WHAT YOU SHOULD DO: Your task is to repeat the entries underneath exactly, minus the pictures.

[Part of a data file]
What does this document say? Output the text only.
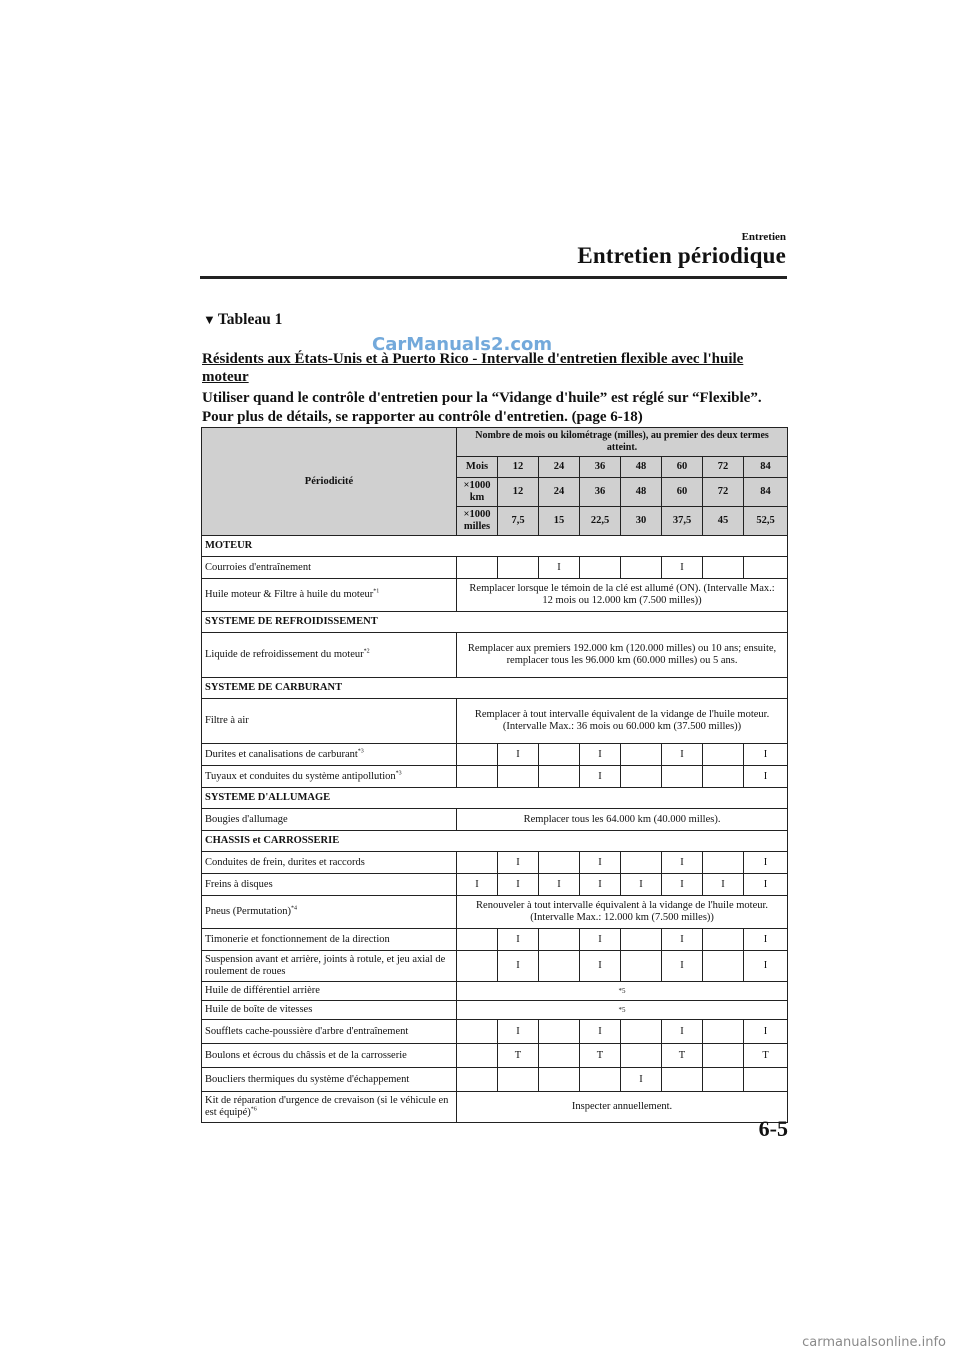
Entretien
Entretien périodique
▼ Tableau 1
CarManuals2.com
Résidents aux États-Unis et à Puerto Rico - Intervalle d'entretien flexible avec l'huile moteur
Utiliser quand le contrôle d'entretien pour la “Vidange d'huile” est réglé sur “Flexible”. Pour plus de détails, se rapporter au contrôle d'entretien. (page 6-18)
Périodicité	Nombre de mois ou kilométrage (milles), au premier des deux termes atteint.							
	Mois	12	24	36	48	60	72	84
	×1000 km	12	24	36	48	60	72	84
	×1000 milles	7,5	15	22,5	30	37,5	45	52,5
MOTEUR								
Courroies d'entraînement			I			I		
Huile moteur & Filtre à huile du moteur$^{*1}$	Remplacer lorsque le témoin de la clé est allumé (ON). (Intervalle Max.: 12 mois ou 12.000 km (7.500 milles))							
SYSTEME DE REFROIDISSEMENT								
Liquide de refroidissement du moteur$^{*2}$	Remplacer aux premiers 192.000 km (120.000 milles) ou 10 ans; ensuite, remplacer tous les 96.000 km (60.000 milles) ou 5 ans.							
SYSTEME DE CARBURANT								
Filtre à air	Remplacer à tout intervalle équivalent de la vidange de l'huile moteur. (Intervalle Max.: 36 mois ou 60.000 km (37.500 milles))							
Durites et canalisations de carburant$^{*3}$		I		I		I		I
Tuyaux et conduites du système antipollution$^{*3}$				I				I
SYSTEME D'ALLUMAGE								
Bougies d'allumage	Remplacer tous les 64.000 km (40.000 milles).							
CHASSIS et CARROSSERIE								
Conduites de frein, durites et raccords		I		I		I		I
Freins à disques	I	I	I	I	I	I	I	I
Pneus (Permutation)$^{*4}$	Renouveler à tout intervalle équivalent à la vidange de l'huile moteur. (Intervalle Max.: 12.000 km (7.500 milles))							
Timonerie et fonctionnement de la direction		I		I		I		I
Suspension avant et arrière, joints à rotule, et jeu axial de roulement de roues		I		I		I		I
Huile de différentiel arrière	*5							
Huile de boîte de vitesses	*5							
Soufflets cache-poussière d'arbre d'entraînement		I		I		I		I
Boulons et écrous du châssis et de la carrosserie		T		T		T		T
Boucliers thermiques du système d'échappement					I			
Kit de réparation d'urgence de crevaison (si le véhicule en est équipé)$^{*6}$	Inspecter annuellement.							
6-5
carmanualsonline.info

RESPONSE FOR THIS EXERCISE:
What does this document say? Output the text only.
Entretien
Entretien périodique
▼ Tableau 1
CarManuals2.com
Résidents aux États-Unis et à Puerto Rico - Intervalle d'entretien flexible avec l'huile moteur
Utiliser quand le contrôle d'entretien pour la “Vidange d'huile” est réglé sur “Flexible”. Pour plus de détails, se rapporter au contrôle d'entretien. (page 6-18)
Périodicité	Nombre de mois ou kilométrage (milles), au premier des deux termes atteint.							
	Mois	12	24	36	48	60	72	84
	×1000 km	12	24	36	48	60	72	84
	×1000 milles	7,5	15	22,5	30	37,5	45	52,5
MOTEUR								
Courroies d'entraînement			I			I		
Huile moteur & Filtre à huile du moteur$^{*1}$	Remplacer lorsque le témoin de la clé est allumé (ON). (Intervalle Max.: 12 mois ou 12.000 km (7.500 milles))							
SYSTEME DE REFROIDISSEMENT								
Liquide de refroidissement du moteur$^{*2}$	Remplacer aux premiers 192.000 km (120.000 milles) ou 10 ans; ensuite, remplacer tous les 96.000 km (60.000 milles) ou 5 ans.							
SYSTEME DE CARBURANT								
Filtre à air	Remplacer à tout intervalle équivalent de la vidange de l'huile moteur. (Intervalle Max.: 36 mois ou 60.000 km (37.500 milles))							
Durites et canalisations de carburant$^{*3}$		I		I		I		I
Tuyaux et conduites du système antipollution$^{*3}$				I				I
SYSTEME D'ALLUMAGE								
Bougies d'allumage	Remplacer tous les 64.000 km (40.000 milles).							
CHASSIS et CARROSSERIE								
Conduites de frein, durites et raccords		I		I		I		I
Freins à disques	I	I	I	I	I	I	I	I
Pneus (Permutation)$^{*4}$	Renouveler à tout intervalle équivalent à la vidange de l'huile moteur. (Intervalle Max.: 12.000 km (7.500 milles))							
Timonerie et fonctionnement de la direction		I		I		I		I
Suspension avant et arrière, joints à rotule, et jeu axial de roulement de roues		I		I		I		I
Huile de différentiel arrière	*5							
Huile de boîte de vitesses	*5							
Soufflets cache-poussière d'arbre d'entraînement		I		I		I		I
Boulons et écrous du châssis et de la carrosserie		T		T		T		T
Boucliers thermiques du système d'échappement					I			
Kit de réparation d'urgence de crevaison (si le véhicule en est équipé)$^{*6}$	Inspecter annuellement.							
6-5
carmanualsonline.info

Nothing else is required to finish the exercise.